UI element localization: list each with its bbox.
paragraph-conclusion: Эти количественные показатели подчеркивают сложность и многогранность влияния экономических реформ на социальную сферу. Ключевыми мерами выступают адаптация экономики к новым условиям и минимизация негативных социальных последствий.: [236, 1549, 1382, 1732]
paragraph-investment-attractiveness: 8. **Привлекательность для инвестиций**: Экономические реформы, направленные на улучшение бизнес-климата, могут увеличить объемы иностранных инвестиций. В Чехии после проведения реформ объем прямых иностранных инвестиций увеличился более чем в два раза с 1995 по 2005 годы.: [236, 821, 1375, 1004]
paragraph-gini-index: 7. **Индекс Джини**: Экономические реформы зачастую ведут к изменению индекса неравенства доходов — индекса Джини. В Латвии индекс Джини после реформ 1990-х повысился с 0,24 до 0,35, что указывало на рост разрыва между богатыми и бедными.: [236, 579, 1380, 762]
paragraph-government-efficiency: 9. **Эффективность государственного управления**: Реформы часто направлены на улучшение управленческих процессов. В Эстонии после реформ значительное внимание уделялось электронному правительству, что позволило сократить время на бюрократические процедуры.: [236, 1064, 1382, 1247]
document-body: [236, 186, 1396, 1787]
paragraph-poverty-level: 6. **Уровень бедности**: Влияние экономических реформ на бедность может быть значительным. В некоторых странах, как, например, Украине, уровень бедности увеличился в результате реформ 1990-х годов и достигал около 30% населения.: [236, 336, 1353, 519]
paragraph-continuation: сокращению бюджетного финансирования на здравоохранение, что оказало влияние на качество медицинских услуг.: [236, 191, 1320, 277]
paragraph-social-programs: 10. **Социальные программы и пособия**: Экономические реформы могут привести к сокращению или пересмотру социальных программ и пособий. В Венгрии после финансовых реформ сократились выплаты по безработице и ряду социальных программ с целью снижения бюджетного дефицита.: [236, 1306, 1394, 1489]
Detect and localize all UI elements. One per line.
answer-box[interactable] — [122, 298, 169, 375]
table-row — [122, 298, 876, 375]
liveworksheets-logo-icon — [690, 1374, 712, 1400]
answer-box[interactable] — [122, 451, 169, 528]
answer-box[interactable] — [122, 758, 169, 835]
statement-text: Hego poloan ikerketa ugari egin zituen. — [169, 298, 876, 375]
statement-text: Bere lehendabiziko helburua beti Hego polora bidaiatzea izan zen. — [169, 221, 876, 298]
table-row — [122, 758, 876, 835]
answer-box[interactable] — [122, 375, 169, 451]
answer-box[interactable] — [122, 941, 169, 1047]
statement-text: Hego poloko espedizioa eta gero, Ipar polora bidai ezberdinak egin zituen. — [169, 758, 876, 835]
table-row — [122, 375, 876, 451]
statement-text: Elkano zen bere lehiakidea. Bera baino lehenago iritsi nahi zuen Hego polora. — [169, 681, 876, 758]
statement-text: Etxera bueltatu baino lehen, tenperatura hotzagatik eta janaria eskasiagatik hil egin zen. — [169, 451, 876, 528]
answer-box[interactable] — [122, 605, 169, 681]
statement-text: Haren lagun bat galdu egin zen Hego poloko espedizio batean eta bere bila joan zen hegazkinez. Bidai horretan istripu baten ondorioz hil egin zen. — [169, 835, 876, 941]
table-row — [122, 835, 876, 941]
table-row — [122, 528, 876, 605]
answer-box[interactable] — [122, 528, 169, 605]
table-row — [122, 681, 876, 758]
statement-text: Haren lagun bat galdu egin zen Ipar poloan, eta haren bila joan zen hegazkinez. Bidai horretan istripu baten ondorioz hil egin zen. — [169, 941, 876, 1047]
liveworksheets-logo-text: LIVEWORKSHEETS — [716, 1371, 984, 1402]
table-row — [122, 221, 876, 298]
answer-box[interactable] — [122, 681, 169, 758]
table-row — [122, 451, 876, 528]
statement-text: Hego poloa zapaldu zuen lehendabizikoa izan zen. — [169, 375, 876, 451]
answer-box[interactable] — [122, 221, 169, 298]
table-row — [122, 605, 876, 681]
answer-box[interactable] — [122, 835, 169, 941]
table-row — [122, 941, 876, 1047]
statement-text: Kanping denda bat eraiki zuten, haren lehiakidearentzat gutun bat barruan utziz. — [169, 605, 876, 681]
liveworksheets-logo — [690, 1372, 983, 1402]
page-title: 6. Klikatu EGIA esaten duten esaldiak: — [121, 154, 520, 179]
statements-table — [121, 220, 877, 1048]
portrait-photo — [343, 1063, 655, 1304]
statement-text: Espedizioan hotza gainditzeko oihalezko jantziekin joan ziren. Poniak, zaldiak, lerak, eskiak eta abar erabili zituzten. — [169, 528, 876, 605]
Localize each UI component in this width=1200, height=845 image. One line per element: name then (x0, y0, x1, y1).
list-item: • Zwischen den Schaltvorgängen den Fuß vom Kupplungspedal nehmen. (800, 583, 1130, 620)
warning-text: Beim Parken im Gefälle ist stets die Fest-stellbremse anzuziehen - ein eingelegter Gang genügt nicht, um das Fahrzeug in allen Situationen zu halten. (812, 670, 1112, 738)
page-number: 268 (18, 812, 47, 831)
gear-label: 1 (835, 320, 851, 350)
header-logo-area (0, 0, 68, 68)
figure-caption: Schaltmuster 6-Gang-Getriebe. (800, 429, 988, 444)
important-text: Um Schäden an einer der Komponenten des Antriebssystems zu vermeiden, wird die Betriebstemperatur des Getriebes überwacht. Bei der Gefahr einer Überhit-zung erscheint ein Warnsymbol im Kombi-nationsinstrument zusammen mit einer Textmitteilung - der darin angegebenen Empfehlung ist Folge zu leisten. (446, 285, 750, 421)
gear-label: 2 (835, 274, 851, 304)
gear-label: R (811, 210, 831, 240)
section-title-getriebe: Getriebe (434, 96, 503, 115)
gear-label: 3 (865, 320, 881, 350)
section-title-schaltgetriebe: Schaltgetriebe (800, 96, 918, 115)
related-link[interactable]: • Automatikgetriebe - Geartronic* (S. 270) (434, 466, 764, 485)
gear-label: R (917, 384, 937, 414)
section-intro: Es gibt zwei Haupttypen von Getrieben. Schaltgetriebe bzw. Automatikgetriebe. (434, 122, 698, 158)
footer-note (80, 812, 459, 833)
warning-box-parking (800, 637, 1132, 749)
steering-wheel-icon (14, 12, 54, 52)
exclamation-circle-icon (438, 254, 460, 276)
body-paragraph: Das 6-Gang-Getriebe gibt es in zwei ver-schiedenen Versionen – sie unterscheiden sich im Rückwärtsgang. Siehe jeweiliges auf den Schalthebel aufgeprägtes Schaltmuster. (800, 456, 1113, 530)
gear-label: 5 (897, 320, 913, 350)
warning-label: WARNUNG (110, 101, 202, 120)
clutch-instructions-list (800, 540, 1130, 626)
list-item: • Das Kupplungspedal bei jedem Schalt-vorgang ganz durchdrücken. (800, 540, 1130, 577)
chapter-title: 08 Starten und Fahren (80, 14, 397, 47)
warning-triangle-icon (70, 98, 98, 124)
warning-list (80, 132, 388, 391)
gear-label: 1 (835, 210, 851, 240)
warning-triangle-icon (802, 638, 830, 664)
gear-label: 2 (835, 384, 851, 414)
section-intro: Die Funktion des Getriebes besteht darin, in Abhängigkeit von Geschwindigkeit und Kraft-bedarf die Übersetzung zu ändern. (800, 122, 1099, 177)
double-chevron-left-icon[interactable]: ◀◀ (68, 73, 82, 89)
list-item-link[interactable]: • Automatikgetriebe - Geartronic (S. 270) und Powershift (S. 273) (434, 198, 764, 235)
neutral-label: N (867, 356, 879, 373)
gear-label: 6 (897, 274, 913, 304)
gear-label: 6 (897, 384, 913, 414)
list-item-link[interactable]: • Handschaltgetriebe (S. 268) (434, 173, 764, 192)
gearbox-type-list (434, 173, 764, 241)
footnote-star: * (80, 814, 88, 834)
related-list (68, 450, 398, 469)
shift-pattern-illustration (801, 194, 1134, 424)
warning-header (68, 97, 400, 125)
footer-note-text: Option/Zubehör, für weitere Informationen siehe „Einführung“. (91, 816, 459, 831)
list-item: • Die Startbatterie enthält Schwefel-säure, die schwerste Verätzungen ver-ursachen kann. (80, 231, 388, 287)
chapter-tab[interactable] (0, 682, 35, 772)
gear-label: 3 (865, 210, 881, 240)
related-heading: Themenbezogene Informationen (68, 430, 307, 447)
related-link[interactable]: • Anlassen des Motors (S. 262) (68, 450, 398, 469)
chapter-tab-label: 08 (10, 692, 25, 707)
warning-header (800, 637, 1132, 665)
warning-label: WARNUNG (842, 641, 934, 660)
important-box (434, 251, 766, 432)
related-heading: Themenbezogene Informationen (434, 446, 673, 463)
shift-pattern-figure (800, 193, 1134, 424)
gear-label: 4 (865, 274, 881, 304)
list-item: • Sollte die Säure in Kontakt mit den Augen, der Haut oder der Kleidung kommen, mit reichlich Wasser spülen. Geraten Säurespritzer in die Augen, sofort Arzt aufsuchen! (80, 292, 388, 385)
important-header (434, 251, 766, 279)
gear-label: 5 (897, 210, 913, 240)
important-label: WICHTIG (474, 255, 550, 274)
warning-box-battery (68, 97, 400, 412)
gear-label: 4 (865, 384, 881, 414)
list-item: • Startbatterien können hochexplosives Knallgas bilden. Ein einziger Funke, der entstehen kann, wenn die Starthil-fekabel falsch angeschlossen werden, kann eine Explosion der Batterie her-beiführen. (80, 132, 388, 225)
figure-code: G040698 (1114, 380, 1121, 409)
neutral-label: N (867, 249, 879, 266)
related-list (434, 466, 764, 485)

→ **STATED GOAL**
Return the records verbatim, starting at their very first line and ending at the line that contains "paragraph-gini-index: 7. **Индекс".

→ **SOLUTION**
UI element localization: list each with its bbox.
paragraph-conclusion: Эти количественные показатели подчеркивают сложность и многогранность влияния экономических реформ на социальную сферу. Ключевыми мерами выступают адаптация экономики к новым условиям и минимизация негативных социальных последствий.: [236, 1549, 1382, 1732]
paragraph-investment-attractiveness: 8. **Привлекательность для инвестиций**: Экономические реформы, направленные на улучшение бизнес-климата, могут увеличить объемы иностранных инвестиций. В Чехии после проведения реформ объем прямых иностранных инвестиций увеличился более чем в два раза с 1995 по 2005 годы.: [236, 821, 1375, 1004]
paragraph-gini-index: 7. **Индекс Джини**: Экономические реформы зачастую ведут к изменению индекса неравенства доходов — индекса Джини. В Латвии индекс Джини после реформ 1990-х повысился с 0,24 до 0,35, что указывало на рост разрыва между богатыми и бедными.: [236, 579, 1380, 762]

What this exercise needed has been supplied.